Aim of the exercise: Among the entries below, find the lines with "room" and copy them.

** Start Items **

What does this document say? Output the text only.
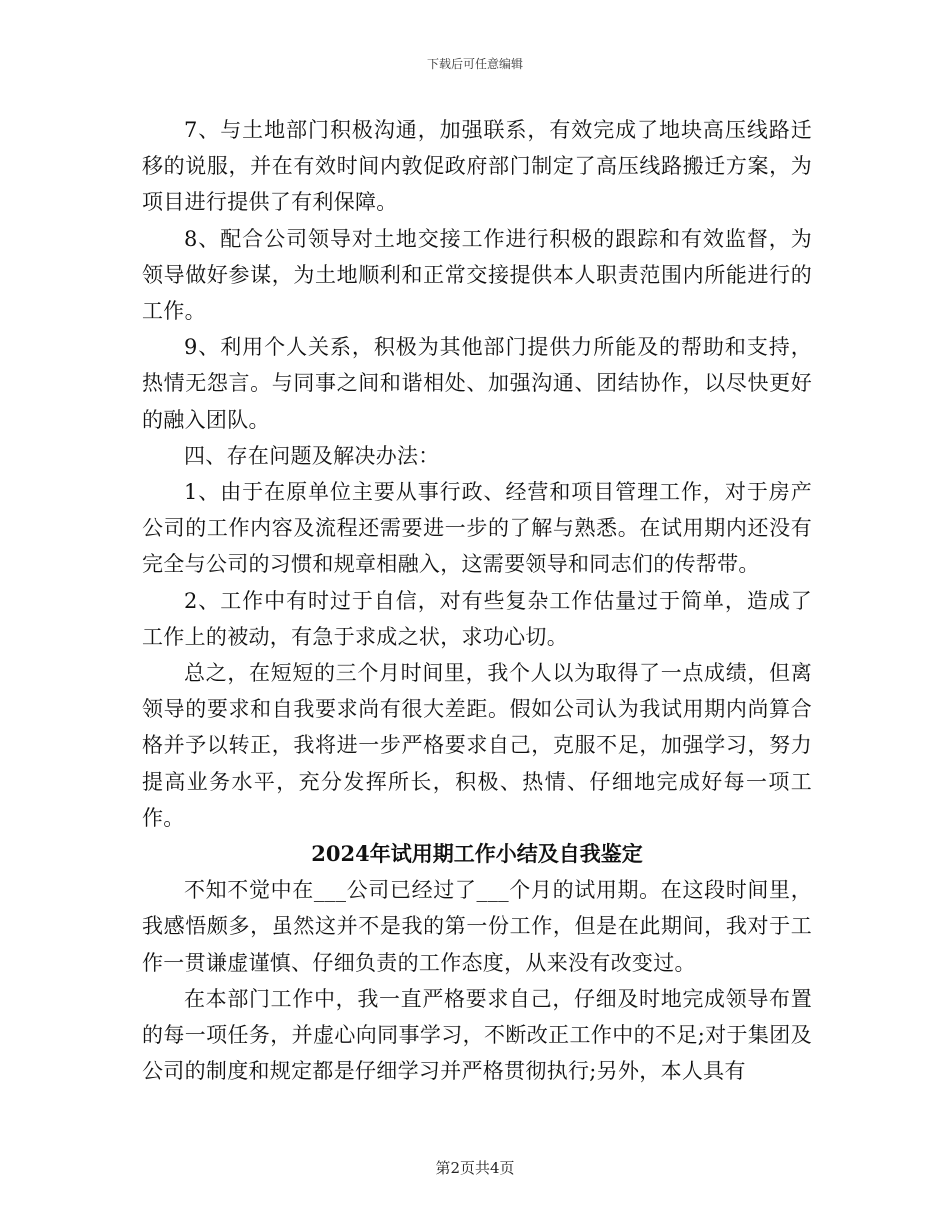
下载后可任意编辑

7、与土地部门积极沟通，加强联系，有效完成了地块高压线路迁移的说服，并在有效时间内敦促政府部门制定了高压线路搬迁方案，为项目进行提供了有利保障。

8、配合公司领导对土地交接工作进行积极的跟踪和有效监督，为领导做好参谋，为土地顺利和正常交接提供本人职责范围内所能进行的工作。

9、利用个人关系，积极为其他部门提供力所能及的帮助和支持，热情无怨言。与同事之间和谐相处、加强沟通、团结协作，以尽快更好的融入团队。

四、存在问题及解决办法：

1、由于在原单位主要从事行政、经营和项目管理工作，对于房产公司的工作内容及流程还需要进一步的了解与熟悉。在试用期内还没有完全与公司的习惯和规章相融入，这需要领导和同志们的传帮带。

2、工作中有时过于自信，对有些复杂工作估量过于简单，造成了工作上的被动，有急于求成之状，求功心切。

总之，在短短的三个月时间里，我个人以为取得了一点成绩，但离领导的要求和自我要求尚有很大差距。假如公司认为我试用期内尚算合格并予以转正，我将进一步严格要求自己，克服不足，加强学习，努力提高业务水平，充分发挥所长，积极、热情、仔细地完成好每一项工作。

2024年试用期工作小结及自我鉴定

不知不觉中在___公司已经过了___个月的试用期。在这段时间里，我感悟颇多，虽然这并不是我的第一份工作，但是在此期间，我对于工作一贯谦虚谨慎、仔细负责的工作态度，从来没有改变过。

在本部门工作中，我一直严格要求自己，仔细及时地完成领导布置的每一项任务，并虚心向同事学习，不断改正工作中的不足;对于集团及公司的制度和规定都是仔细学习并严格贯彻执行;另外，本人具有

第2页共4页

** End Items **
** Start Items **

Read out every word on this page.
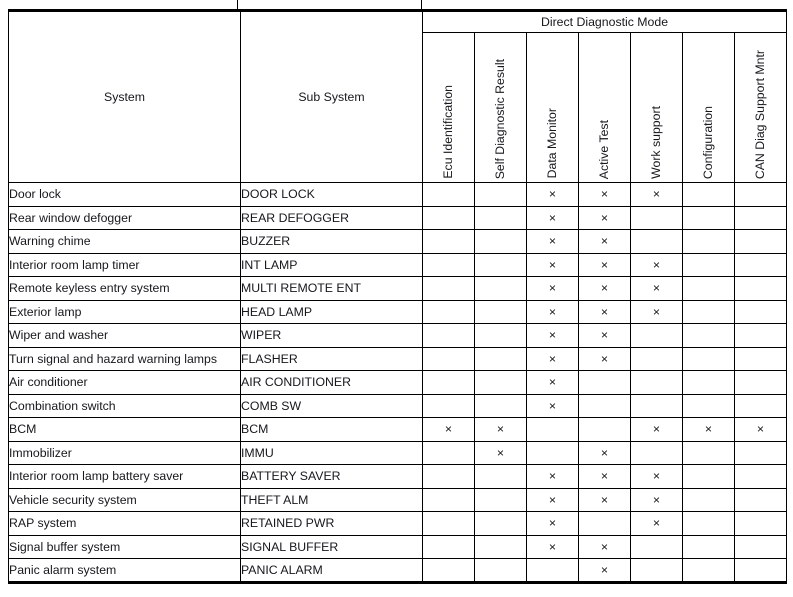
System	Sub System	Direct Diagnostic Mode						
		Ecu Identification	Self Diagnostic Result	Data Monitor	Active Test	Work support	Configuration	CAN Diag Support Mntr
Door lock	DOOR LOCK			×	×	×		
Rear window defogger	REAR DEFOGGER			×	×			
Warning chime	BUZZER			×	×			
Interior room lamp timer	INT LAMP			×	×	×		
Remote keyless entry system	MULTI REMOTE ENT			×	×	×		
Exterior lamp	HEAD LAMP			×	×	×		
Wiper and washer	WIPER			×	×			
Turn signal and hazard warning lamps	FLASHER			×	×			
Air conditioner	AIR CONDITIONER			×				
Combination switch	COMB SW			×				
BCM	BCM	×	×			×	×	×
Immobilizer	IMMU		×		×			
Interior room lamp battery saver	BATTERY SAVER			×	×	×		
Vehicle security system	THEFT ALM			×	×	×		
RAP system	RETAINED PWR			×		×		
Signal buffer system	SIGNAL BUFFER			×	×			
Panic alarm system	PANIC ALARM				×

** End Items **

Written answer:
Interior room lamp timer	INT LAMP			×	×	×		
Interior room lamp battery saver	BATTERY SAVER			×	×	×		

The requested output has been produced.